[Data lines]
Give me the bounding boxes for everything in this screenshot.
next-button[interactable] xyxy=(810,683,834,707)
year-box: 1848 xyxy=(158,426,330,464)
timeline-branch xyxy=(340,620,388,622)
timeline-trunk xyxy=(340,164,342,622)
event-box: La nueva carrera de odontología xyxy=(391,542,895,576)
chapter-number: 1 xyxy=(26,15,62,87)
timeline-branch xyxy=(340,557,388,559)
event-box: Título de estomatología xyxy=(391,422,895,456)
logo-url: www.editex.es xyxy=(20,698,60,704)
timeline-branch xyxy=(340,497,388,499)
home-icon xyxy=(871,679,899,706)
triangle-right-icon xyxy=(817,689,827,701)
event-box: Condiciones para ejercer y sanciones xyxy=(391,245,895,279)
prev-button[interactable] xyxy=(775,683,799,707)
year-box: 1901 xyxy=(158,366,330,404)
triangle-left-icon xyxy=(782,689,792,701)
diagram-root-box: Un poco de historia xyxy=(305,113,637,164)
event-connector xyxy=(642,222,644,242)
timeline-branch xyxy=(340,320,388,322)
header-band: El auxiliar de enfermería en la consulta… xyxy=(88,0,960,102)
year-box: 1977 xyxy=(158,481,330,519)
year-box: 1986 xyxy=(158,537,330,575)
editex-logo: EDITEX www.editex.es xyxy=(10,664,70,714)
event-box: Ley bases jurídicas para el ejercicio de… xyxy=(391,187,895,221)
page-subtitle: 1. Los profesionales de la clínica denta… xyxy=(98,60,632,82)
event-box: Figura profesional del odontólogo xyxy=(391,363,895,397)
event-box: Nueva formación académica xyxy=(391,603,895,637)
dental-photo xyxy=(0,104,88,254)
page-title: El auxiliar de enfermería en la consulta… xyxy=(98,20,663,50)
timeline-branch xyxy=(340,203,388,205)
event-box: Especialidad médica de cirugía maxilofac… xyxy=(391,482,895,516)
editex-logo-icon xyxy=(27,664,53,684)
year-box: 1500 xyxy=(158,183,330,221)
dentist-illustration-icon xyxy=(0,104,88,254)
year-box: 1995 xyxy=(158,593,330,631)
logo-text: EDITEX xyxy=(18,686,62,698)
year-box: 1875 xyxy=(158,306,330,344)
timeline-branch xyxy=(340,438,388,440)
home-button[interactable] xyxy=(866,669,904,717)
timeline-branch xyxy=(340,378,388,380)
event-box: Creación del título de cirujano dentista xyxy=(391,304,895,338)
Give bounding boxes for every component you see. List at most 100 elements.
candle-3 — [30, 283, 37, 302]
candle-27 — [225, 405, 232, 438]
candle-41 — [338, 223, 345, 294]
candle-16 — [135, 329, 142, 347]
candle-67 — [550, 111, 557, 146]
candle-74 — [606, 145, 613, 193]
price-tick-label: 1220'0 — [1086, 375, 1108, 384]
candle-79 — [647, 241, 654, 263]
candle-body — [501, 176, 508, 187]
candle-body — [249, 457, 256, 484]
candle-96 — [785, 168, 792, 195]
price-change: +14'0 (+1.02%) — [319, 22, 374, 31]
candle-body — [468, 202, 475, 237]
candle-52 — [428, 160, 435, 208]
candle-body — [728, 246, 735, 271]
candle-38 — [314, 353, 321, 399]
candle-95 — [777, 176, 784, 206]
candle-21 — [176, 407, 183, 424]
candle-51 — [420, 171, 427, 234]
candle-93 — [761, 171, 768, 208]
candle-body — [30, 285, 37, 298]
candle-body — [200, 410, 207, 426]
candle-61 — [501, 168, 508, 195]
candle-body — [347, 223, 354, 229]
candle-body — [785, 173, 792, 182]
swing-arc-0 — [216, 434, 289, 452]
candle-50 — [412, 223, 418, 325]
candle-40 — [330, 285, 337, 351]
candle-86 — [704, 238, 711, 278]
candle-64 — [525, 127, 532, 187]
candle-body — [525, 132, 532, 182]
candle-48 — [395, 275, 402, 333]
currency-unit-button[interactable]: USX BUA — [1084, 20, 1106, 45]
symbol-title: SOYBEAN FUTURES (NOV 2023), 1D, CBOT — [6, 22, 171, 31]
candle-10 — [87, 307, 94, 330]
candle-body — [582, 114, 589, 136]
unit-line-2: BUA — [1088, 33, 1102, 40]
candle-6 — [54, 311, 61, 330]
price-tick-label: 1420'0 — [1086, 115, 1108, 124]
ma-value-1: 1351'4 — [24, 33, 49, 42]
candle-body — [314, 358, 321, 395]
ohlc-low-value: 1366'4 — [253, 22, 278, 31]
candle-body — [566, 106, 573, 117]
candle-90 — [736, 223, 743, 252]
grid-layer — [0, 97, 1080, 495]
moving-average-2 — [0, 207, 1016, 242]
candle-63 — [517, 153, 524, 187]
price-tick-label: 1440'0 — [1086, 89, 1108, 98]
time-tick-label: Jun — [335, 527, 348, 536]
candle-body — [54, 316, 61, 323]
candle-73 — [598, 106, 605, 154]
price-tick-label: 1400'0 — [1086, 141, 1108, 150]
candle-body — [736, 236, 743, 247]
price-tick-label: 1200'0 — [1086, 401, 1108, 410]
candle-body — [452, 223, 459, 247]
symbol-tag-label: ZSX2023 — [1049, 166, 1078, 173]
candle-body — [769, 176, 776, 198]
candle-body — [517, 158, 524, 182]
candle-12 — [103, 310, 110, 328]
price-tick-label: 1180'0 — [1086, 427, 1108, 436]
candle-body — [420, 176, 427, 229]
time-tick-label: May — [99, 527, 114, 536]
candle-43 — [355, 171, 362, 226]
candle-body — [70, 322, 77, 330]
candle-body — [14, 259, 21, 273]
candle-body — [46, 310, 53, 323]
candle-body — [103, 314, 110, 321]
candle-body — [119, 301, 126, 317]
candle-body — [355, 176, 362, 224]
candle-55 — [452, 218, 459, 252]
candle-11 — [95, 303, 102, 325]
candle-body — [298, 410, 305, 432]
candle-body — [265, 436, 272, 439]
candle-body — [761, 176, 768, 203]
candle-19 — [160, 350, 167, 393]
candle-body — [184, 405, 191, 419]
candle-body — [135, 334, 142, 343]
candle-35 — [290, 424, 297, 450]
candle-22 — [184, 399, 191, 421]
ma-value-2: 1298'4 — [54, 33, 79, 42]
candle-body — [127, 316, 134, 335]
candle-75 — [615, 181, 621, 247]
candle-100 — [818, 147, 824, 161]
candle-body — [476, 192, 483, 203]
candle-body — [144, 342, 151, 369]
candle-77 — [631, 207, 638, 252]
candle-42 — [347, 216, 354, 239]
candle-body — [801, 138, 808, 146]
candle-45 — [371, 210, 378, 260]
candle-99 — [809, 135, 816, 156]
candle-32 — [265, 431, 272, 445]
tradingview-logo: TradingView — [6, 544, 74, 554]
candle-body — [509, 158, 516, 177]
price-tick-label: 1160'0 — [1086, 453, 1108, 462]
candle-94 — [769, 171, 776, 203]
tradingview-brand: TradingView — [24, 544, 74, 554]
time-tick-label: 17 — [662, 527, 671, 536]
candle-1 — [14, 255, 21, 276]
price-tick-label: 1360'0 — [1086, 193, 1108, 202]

-- DIRECTION --
Gather every line of the listing that contains the string "bounding" and copy each one in full.

-- FINISHED ANSWER --
Give me the bounding boxes for everything in this screenshot.
Give bounding boxes for every component you see. List at most 100 elements.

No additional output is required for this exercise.